Repeat exactly, and only, the lines from the one containing "Extract the structured" through the end of the records.

Dataset records:
▼

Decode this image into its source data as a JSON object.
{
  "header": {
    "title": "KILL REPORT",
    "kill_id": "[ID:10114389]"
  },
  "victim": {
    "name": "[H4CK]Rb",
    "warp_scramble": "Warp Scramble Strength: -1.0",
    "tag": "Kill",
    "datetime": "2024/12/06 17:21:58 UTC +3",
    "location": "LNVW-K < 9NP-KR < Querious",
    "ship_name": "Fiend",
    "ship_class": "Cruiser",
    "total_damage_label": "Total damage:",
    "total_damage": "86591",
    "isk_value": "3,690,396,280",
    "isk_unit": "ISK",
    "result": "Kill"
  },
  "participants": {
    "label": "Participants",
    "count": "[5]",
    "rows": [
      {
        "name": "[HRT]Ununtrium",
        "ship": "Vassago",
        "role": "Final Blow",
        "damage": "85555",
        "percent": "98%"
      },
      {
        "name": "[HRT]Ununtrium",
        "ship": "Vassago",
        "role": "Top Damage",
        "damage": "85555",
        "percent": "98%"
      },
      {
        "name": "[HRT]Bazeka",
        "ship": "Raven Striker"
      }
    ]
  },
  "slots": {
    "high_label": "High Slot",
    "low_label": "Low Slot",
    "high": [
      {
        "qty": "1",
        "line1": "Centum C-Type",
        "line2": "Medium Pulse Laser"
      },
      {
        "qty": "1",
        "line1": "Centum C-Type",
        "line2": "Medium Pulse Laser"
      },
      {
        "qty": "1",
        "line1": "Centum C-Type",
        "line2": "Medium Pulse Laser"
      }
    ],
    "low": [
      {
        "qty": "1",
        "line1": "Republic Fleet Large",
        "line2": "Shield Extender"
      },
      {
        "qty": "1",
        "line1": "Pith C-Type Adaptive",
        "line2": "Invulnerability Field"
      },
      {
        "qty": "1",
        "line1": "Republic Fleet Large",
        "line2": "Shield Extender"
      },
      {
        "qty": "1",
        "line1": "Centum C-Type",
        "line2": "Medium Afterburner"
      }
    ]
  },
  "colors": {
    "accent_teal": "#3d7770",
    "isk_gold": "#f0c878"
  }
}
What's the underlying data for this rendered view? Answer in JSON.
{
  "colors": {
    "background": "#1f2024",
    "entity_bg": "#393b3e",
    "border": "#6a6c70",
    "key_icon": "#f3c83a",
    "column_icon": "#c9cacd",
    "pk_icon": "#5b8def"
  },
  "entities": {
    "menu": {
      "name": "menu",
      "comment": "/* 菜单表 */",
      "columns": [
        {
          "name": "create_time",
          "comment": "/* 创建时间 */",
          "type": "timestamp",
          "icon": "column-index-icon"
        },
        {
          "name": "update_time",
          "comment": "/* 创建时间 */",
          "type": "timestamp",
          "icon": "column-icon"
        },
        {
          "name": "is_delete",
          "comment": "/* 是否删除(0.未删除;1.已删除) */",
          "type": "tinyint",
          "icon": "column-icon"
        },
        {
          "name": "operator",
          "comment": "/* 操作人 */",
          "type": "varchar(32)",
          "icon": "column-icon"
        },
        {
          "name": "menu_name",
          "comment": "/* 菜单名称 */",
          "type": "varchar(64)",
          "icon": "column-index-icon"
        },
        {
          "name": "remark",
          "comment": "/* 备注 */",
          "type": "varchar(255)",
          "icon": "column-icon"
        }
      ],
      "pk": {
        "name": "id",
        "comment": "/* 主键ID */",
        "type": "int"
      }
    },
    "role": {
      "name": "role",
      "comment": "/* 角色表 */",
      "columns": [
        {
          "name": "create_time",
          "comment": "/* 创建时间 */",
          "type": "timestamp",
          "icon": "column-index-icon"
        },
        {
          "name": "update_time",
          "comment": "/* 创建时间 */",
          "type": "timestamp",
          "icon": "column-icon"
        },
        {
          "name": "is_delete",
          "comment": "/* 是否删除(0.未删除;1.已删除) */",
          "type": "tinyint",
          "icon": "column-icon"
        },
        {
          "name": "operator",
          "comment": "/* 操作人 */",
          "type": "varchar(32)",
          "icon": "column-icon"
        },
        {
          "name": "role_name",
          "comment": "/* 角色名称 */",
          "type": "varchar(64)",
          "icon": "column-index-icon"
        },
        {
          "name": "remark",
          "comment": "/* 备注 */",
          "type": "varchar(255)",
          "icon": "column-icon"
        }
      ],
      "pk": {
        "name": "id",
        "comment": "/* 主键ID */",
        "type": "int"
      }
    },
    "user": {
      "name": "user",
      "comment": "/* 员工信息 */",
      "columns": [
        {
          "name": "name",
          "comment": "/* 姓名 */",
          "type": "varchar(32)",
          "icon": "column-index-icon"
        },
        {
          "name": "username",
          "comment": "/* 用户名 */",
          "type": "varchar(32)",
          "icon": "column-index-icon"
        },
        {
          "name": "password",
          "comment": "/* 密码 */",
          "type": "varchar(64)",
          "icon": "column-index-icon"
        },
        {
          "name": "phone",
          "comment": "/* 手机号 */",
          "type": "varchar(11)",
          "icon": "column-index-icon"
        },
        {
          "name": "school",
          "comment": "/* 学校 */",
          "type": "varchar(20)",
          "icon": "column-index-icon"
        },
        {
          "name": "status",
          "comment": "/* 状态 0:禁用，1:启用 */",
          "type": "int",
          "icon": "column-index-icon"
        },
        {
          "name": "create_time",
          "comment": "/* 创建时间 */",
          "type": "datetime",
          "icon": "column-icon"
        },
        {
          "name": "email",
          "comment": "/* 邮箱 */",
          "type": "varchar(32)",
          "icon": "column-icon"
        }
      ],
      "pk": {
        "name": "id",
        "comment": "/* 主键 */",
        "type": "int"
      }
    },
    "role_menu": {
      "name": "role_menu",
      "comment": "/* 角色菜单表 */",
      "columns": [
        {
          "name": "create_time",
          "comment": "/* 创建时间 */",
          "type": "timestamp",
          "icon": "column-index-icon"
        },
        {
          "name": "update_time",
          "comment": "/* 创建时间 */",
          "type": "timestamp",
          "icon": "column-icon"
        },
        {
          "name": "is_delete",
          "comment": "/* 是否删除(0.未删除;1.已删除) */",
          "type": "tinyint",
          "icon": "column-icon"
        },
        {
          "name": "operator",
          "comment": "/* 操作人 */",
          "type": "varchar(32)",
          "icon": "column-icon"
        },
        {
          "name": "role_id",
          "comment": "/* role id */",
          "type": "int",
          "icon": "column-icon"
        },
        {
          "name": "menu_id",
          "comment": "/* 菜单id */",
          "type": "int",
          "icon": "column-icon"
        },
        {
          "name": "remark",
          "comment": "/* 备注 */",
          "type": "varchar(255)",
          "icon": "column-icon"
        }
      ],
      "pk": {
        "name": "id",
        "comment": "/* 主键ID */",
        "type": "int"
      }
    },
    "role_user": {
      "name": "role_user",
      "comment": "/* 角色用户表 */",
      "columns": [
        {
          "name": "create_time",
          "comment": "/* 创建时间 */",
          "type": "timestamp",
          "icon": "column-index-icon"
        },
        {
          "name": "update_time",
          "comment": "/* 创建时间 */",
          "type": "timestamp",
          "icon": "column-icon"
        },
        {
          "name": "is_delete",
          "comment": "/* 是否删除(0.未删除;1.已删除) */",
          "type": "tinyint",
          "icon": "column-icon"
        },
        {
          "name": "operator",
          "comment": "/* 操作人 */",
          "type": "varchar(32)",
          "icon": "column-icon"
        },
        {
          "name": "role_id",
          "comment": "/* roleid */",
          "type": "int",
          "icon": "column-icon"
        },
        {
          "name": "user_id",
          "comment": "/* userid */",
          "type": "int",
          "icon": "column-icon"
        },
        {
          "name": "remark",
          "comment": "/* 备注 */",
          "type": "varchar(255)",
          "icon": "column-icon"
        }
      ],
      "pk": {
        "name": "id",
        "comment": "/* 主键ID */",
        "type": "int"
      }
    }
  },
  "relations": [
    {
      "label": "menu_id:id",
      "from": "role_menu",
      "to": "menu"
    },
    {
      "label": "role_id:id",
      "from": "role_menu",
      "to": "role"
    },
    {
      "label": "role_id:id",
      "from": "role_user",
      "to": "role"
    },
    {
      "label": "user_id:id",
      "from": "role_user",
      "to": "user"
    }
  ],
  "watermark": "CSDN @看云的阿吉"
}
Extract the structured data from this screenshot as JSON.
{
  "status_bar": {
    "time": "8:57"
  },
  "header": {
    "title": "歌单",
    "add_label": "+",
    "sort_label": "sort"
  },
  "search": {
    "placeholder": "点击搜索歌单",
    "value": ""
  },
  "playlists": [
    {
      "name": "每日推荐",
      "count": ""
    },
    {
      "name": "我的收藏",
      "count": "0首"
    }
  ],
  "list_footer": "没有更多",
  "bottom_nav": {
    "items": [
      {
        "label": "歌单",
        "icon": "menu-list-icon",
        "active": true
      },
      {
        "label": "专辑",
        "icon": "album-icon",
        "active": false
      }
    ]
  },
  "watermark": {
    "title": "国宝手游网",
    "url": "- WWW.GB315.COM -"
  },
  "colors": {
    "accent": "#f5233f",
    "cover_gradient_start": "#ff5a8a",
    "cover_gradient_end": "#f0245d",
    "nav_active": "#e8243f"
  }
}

▲

CORRECT ANSWER:
Extract the structured data from this screenshot as JSON.
{
  "status_bar": {
    "time": "8:57"
  },
  "header": {
    "title": "歌单",
    "add_label": "+",
    "sort_label": "sort"
  },
  "search": {
    "placeholder": "点击搜索歌单",
    "value": ""
  },
  "playlists": [
    {
      "name": "每日推荐",
      "count": ""
    },
    {
      "name": "我的收藏",
      "count": "0首"
    }
  ],
  "list_footer": "没有更多",
  "bottom_nav": {
    "items": [
      {
        "label": "歌单",
        "icon": "menu-list-icon",
        "active": true
      },
      {
        "label": "专辑",
        "icon": "album-icon",
        "active": false
      }
    ]
  },
  "watermark": {
    "title": "国宝手游网",
    "url": "- WWW.GB315.COM -"
  },
  "colors": {
    "accent": "#f5233f",
    "cover_gradient_start": "#ff5a8a",
    "cover_gradient_end": "#f0245d",
    "nav_active": "#e8243f"
  }
}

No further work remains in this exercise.